→ **Tâches à réaliser**:
A. Extrayez du texte sur le savoir dans l'islam le passage compris entre « De ces faits » et « en matière d'enseignement. », ces deux bornes incluses.
B. D'après le texte sur le savoir dans l'islam, quelle phrase l'Imam Ghazali avait-il coutume de dire ?

→ **Texte fourni**:
·····

Permettez-moi de débuter cette réflexion en mettant en lumière des vérités avérées, bien que parfois occultées dans certains contextes à des fins inavouées : dans l'islam, le savoir est vénéré et considéré comme sacré, imprégnant chaque facette de la vie spirituelle et intellectuelle des croyants.


Au cœur de cette sacralité réside le Coran, la parole divine révélée au Prophète Mohammed, que la paix et les bénédictions de Dieu soient sur lui. Ce Livre saint exhorte les croyants à chercher le savoir et à méditer sur les signes divins qui parsèment l'univers. Le Prophète lui-même a encouragé l'apprentissage et la recherche de la vérité, affirmant que la quête du savoir est un devoir pour chaque membre de la communauté musulmane. Ainsi, l'islam accorde une valeur éminente à la connaissance, tant religieuse que profane, englobant la science, la philosophie, les arts et les lettres.

Cette sacralité du savoir a donné naissance à une tradition intellectuelle riche et diversifiée au sein de la civilisation musulmane, favorisant l'épanouissement d'œuvres majeures dans des domaines aussi variés que la médecine, les mathématiques, la philosophie et la littérature. En somme, la sacralité du savoir dans l'islam inspire les croyants à s'engager dans une quête perpétuelle de compréhension et de sagesse, érigeant ainsi l'éducation et la recherche en devoirs sacrés.


De ces faits bien connus découle un constat moins souvent mis en avant : celui de la place éminente des passeurs de savoir. La sacralisation du savoir engendre une réalité palpable dans la civilisation musulmane : les érudits, ou oulémas, ont traditionnellement occupé des positions de prestige au sein des conseils des dirigeants musulmans à travers les âges et les dynasties ayant régné sur les terres d'islam. Cette tradition s'est perpétuée de siècle en siècle, se manifestant dans les institutions de savoir post-indépendances, à savoir les écoles et les politiques publiques en matière d'enseignement.


Dans l'islam, l'instruction, l'éducation et la quête du savoir sont considérées comme des actes vertueux. L'illustre Imam Ghazali avait coutume de dire : "Traitez votre connaissance comme vous traiteriez votre richesse." Ce principe est également reflété dans un hadith prophétique, qui affirme que "l'encre de l'érudit est plus sacrée que le sang du martyr". En effet, tandis que le martyr sacrifie sa vie pour défendre sa foi, l'enseignant assure par la transmission du savoir le développement et l'épanouissement de la société.

·····

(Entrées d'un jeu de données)

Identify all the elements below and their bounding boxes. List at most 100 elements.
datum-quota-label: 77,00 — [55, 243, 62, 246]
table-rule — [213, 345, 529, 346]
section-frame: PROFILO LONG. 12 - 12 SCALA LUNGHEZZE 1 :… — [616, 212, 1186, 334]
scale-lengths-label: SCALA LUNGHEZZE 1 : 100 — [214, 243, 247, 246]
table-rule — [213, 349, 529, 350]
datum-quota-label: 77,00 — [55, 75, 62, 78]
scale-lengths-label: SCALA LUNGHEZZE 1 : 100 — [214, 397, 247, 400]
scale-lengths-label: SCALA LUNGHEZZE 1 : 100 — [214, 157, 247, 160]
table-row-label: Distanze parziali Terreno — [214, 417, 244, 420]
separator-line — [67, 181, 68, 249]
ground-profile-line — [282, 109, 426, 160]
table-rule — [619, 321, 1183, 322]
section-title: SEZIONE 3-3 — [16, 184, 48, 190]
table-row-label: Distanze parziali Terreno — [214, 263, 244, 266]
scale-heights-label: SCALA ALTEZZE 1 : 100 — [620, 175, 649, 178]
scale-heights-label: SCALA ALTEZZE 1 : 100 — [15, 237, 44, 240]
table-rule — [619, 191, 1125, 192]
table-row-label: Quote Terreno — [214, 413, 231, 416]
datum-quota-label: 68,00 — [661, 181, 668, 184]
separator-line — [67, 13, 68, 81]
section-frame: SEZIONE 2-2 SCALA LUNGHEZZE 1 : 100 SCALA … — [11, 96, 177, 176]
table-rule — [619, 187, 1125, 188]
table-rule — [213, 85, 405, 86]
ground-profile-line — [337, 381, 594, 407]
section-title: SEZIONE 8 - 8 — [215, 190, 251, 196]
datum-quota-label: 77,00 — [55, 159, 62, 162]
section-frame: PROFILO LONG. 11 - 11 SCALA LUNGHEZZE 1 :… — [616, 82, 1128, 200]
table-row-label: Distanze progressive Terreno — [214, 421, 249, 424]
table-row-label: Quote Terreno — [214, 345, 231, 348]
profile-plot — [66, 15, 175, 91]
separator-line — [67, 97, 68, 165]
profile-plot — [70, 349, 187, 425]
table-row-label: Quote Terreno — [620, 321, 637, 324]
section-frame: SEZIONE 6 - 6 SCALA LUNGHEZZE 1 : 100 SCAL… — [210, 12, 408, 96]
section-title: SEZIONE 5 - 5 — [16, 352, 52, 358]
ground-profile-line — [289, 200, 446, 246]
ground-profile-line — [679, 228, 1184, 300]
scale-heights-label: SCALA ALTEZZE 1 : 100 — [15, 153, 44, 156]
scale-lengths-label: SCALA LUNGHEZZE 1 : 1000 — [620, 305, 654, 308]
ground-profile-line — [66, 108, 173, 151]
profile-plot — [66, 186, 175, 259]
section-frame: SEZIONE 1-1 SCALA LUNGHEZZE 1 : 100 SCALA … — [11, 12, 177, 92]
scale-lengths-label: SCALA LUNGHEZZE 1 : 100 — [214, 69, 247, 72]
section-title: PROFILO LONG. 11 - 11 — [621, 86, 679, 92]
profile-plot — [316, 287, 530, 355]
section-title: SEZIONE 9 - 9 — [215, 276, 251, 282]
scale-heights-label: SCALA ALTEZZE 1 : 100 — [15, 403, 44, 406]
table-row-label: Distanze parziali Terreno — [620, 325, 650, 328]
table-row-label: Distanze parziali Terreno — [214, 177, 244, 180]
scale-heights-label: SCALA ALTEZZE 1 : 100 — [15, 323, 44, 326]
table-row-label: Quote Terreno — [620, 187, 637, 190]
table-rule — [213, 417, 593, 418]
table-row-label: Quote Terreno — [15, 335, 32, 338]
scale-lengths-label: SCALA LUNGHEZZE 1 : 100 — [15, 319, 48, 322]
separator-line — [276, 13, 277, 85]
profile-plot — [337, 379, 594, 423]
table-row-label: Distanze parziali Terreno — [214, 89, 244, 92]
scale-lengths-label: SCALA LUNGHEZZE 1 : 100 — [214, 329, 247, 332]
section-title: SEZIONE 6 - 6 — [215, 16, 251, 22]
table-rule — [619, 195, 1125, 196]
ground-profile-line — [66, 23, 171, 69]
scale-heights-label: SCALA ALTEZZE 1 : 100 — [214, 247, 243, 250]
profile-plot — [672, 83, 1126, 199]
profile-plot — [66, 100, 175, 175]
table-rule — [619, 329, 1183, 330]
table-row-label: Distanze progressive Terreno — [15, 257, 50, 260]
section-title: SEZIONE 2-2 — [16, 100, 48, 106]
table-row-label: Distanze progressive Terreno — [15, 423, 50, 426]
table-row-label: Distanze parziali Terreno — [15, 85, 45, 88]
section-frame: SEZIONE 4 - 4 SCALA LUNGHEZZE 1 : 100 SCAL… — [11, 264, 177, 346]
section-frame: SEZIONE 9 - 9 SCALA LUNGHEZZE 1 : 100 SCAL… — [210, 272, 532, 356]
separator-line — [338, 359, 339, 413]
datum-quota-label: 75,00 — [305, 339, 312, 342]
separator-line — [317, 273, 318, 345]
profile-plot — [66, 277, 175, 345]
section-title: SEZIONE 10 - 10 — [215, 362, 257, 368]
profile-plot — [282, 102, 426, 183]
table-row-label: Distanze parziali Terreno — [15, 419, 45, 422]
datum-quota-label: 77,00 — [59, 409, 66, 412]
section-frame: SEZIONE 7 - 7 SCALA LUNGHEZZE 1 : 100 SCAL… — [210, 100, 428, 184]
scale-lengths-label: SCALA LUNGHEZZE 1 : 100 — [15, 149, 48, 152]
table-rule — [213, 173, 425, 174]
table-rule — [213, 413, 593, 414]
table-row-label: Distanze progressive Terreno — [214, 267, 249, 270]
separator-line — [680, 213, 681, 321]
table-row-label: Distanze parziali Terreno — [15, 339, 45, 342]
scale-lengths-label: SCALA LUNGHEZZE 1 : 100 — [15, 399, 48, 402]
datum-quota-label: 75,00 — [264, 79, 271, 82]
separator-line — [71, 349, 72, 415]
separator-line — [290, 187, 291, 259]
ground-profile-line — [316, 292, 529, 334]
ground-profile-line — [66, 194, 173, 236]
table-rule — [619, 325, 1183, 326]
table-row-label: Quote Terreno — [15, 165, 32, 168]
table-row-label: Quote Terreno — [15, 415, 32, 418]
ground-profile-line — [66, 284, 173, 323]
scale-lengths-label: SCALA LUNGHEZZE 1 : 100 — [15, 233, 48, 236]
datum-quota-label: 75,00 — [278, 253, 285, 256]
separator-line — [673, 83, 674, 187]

·····

→ **Réponses rédigées**:
A.
De ces faits bien connus découle un constat moins souvent mis en avant : celui de la place éminente des passeurs de savoir. La sacralisation du savoir engendre une réalité palpable dans la civilisation musulmane : les érudits, ou oulémas, ont traditionnellement occupé des positions de prestige au sein des conseils des dirigeants musulmans à travers les âges et les dynasties ayant régné sur les terres d'islam. Cette tradition s'est perpétuée de siècle en siècle, se manifestant dans les institutions de savoir post-indépendances, à savoir les écoles et les politiques publiques en matière d'enseignement.

B. « Traitez votre connaissance comme vous traiteriez votre richesse. »